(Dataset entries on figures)

:::

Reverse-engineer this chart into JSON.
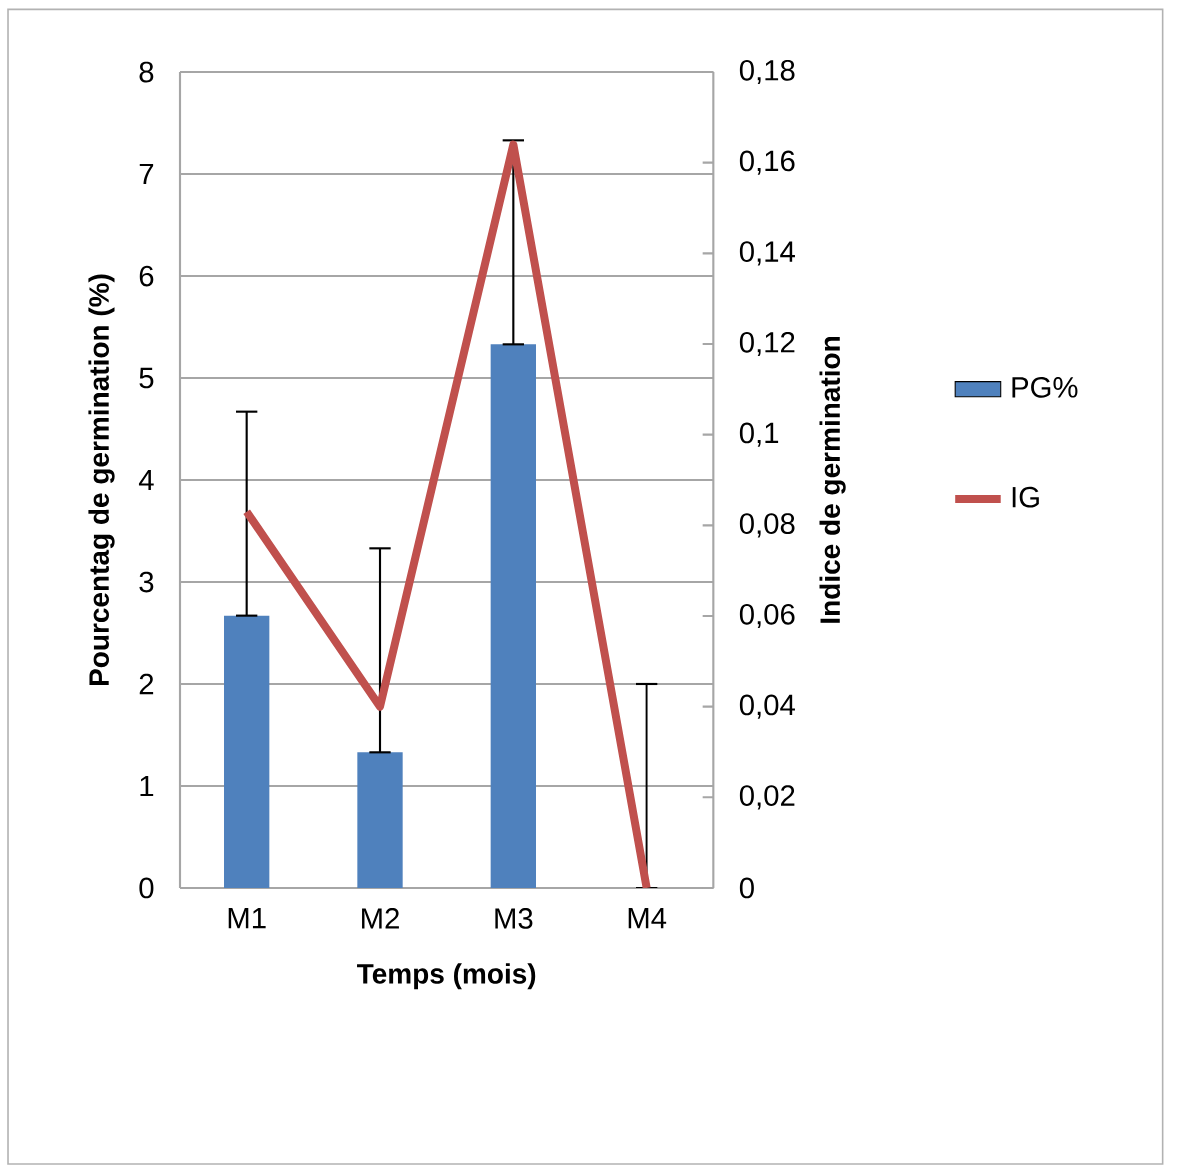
{
  "chart_data": {
    "type": "bar",
    "categories": [
      "M1",
      "M2",
      "M3",
      "M4"
    ],
    "xlabel": "Temps (mois)",
    "ylabel": "Pourcentag de germination (%)",
    "y2label": "Indice de germination",
    "series": [
      {
        "name": "PG%",
        "color": "#4f81bd",
        "values": [
          2.67,
          1.33,
          5.33,
          0
        ],
        "errors": [
          [
            2.67,
            4.67
          ],
          [
            1.33,
            3.33
          ],
          [
            5.33,
            7.33
          ],
          [
            0,
            2
          ]
        ]
      },
      {
        "name": "IG",
        "type": "line",
        "axis": "y2",
        "color": "#c0504d",
        "values": [
          0.083,
          0.04,
          0.164,
          0
        ]
      }
    ],
    "ylim": [
      0,
      8
    ],
    "yticks": [
      0,
      1,
      2,
      3,
      4,
      5,
      6,
      7,
      8
    ],
    "y2lim": [
      0,
      0.18
    ],
    "y2ticks": [
      {
        "value": 0,
        "label": "0"
      },
      {
        "value": 0.02,
        "label": "0,02"
      },
      {
        "value": 0.04,
        "label": "0,04"
      },
      {
        "value": 0.06,
        "label": "0,06"
      },
      {
        "value": 0.08,
        "label": "0,08"
      },
      {
        "value": 0.1,
        "label": "0,1"
      },
      {
        "value": 0.12,
        "label": "0,12"
      },
      {
        "value": 0.14,
        "label": "0,14"
      },
      {
        "value": 0.16,
        "label": "0,16"
      },
      {
        "value": 0.18,
        "label": "0,18"
      }
    ],
    "grid": "y",
    "legend": "right"
  }
}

:::

**AIM OF THE EXERCISE:**
None of the pictures should appear; repeat the records exactly otherwise.

**THE COMPLETED TASK:**
Reverse-engineer this chart into JSON.
{
  "chart_data": {
    "type": "bar",
    "categories": [
      "M1",
      "M2",
      "M3",
      "M4"
    ],
    "xlabel": "Temps (mois)",
    "ylabel": "Pourcentag de germination (%)",
    "y2label": "Indice de germination",
    "series": [
      {
        "name": "PG%",
        "color": "#4f81bd",
        "values": [
          2.67,
          1.33,
          5.33,
          0
        ],
        "errors": [
          [
            2.67,
            4.67
          ],
          [
            1.33,
            3.33
          ],
          [
            5.33,
            7.33
          ],
          [
            0,
            2
          ]
        ]
      },
      {
        "name": "IG",
        "type": "line",
        "axis": "y2",
        "color": "#c0504d",
        "values": [
          0.083,
          0.04,
          0.164,
          0
        ]
      }
    ],
    "ylim": [
      0,
      8
    ],
    "yticks": [
      0,
      1,
      2,
      3,
      4,
      5,
      6,
      7,
      8
    ],
    "y2lim": [
      0,
      0.18
    ],
    "y2ticks": [
      {
        "value": 0,
        "label": "0"
      },
      {
        "value": 0.02,
        "label": "0,02"
      },
      {
        "value": 0.04,
        "label": "0,04"
      },
      {
        "value": 0.06,
        "label": "0,06"
      },
      {
        "value": 0.08,
        "label": "0,08"
      },
      {
        "value": 0.1,
        "label": "0,1"
      },
      {
        "value": 0.12,
        "label": "0,12"
      },
      {
        "value": 0.14,
        "label": "0,14"
      },
      {
        "value": 0.16,
        "label": "0,16"
      },
      {
        "value": 0.18,
        "label": "0,18"
      }
    ],
    "grid": "y",
    "legend": "right"
  }
}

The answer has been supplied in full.